-- Task to carry out --
Exclude images, then output the remaining data verbatim.

───

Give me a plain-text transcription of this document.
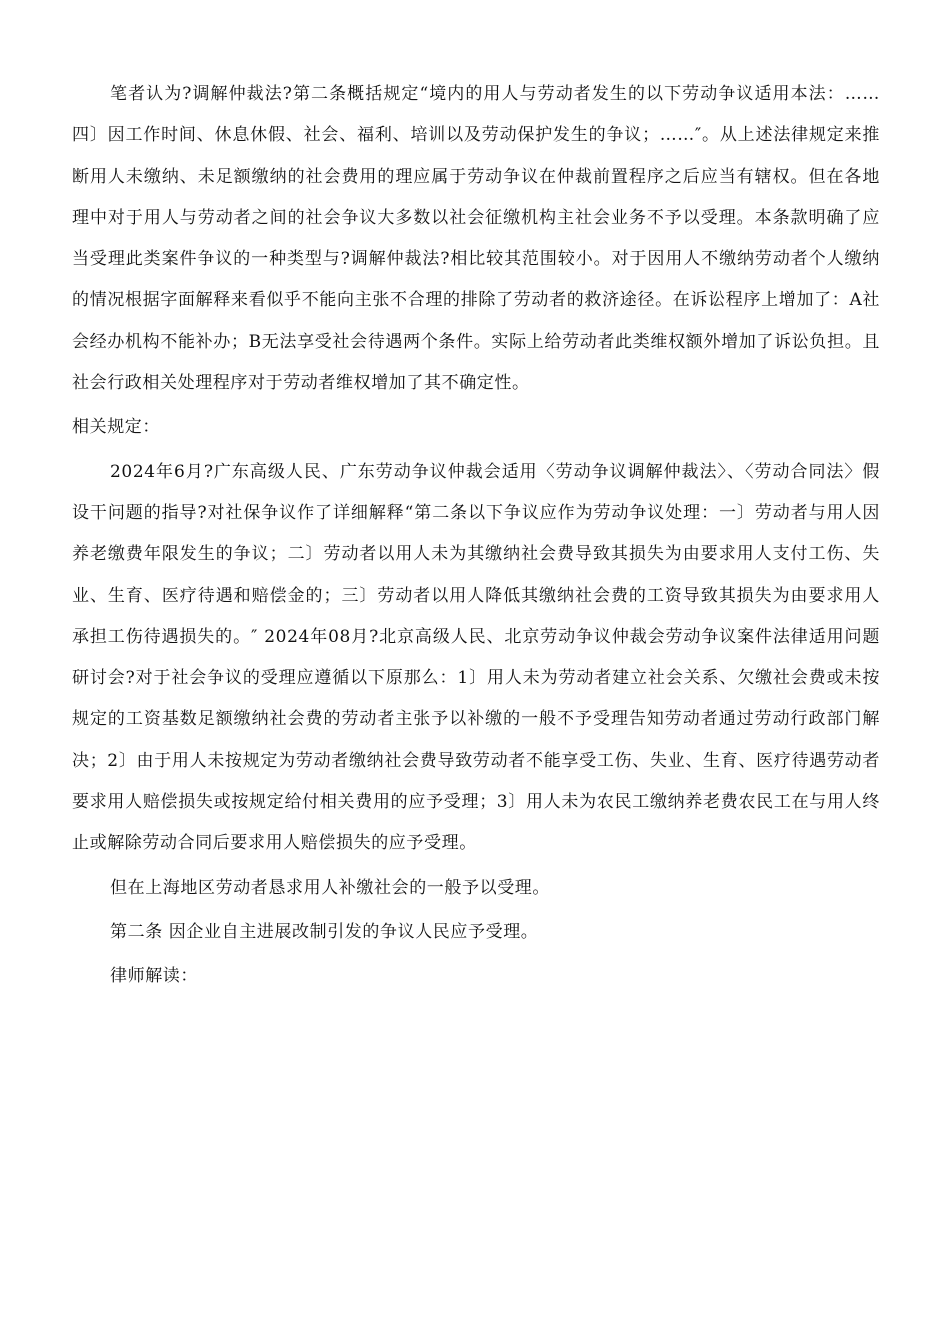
笔者认为?调解仲裁法?第二条概括规定“境内的用人与劳动者发生的以下劳动争议适用本法：……四〕因工作时间、休息休假、社会、福利、培训以及劳动保护发生的争议；……″。从上述法律规定来推断用人未缴纳、未足额缴纳的社会费用的理应属于劳动争议在仲裁前置程序之后应当有辖权。但在各地理中对于用人与劳动者之间的社会争议大多数以社会征缴机构主社会业务不予以受理。本条款明确了应当受理此类案件争议的一种类型与?调解仲裁法?相比较其范围较小。对于因用人不缴纳劳动者个人缴纳的情况根据字面解释来看似乎不能向主张不合理的排除了劳动者的救济途径。在诉讼程序上增加了：A社会经办机构不能补办；B无法享受社会待遇两个条件。实际上给劳动者此类维权额外增加了诉讼负担。且社会行政相关处理程序对于劳动者维权增加了其不确定性。

相关规定：

2024年6月?广东高级人民、广东劳动争议仲裁会适用〈劳动争议调解仲裁法〉、〈劳动合同法〉假设干问题的指导?对社保争议作了详细解释“第二条以下争议应作为劳动争议处理：一〕劳动者与用人因养老缴费年限发生的争议；二〕劳动者以用人未为其缴纳社会费导致其损失为由要求用人支付工伤、失业、生育、医疗待遇和赔偿金的；三〕劳动者以用人降低其缴纳社会费的工资导致其损失为由要求用人承担工伤待遇损失的。″ 2024年08月?北京高级人民、北京劳动争议仲裁会劳动争议案件法律适用问题研讨会?对于社会争议的受理应遵循以下原那么：1〕用人未为劳动者建立社会关系、欠缴社会费或未按规定的工资基数足额缴纳社会费的劳动者主张予以补缴的一般不予受理告知劳动者通过劳动行政部门解决；2〕由于用人未按规定为劳动者缴纳社会费导致劳动者不能享受工伤、失业、生育、医疗待遇劳动者要求用人赔偿损失或按规定给付相关费用的应予受理；3〕用人未为农民工缴纳养老费农民工在与用人终止或解除劳动合同后要求用人赔偿损失的应予受理。

但在上海地区劳动者恳求用人补缴社会的一般予以受理。

第二条 因企业自主进展改制引发的争议人民应予受理。

律师解读：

───

-- Written answer --
Give me a plain-text transcription of this document.
笔者认为?调解仲裁法?第二条概括规定“境内的用人与劳动者发生的以下劳动争议适用本法：……四〕因工作时间、休息休假、社会、福利、培训以及劳动保护发生的争议；……″。从上述法律规定来推断用人未缴纳、未足额缴纳的社会费用的理应属于劳动争议在仲裁前置程序之后应当有辖权。但在各地理中对于用人与劳动者之间的社会争议大多数以社会征缴机构主社会业务不予以受理。本条款明确了应当受理此类案件争议的一种类型与?调解仲裁法?相比较其范围较小。对于因用人不缴纳劳动者个人缴纳的情况根据字面解释来看似乎不能向主张不合理的排除了劳动者的救济途径。在诉讼程序上增加了：A社会经办机构不能补办；B无法享受社会待遇两个条件。实际上给劳动者此类维权额外增加了诉讼负担。且社会行政相关处理程序对于劳动者维权增加了其不确定性。

相关规定：

2024年6月?广东高级人民、广东劳动争议仲裁会适用〈劳动争议调解仲裁法〉、〈劳动合同法〉假设干问题的指导?对社保争议作了详细解释“第二条以下争议应作为劳动争议处理：一〕劳动者与用人因养老缴费年限发生的争议；二〕劳动者以用人未为其缴纳社会费导致其损失为由要求用人支付工伤、失业、生育、医疗待遇和赔偿金的；三〕劳动者以用人降低其缴纳社会费的工资导致其损失为由要求用人承担工伤待遇损失的。″ 2024年08月?北京高级人民、北京劳动争议仲裁会劳动争议案件法律适用问题研讨会?对于社会争议的受理应遵循以下原那么：1〕用人未为劳动者建立社会关系、欠缴社会费或未按规定的工资基数足额缴纳社会费的劳动者主张予以补缴的一般不予受理告知劳动者通过劳动行政部门解决；2〕由于用人未按规定为劳动者缴纳社会费导致劳动者不能享受工伤、失业、生育、医疗待遇劳动者要求用人赔偿损失或按规定给付相关费用的应予受理；3〕用人未为农民工缴纳养老费农民工在与用人终止或解除劳动合同后要求用人赔偿损失的应予受理。

但在上海地区劳动者恳求用人补缴社会的一般予以受理。

第二条 因企业自主进展改制引发的争议人民应予受理。

律师解读：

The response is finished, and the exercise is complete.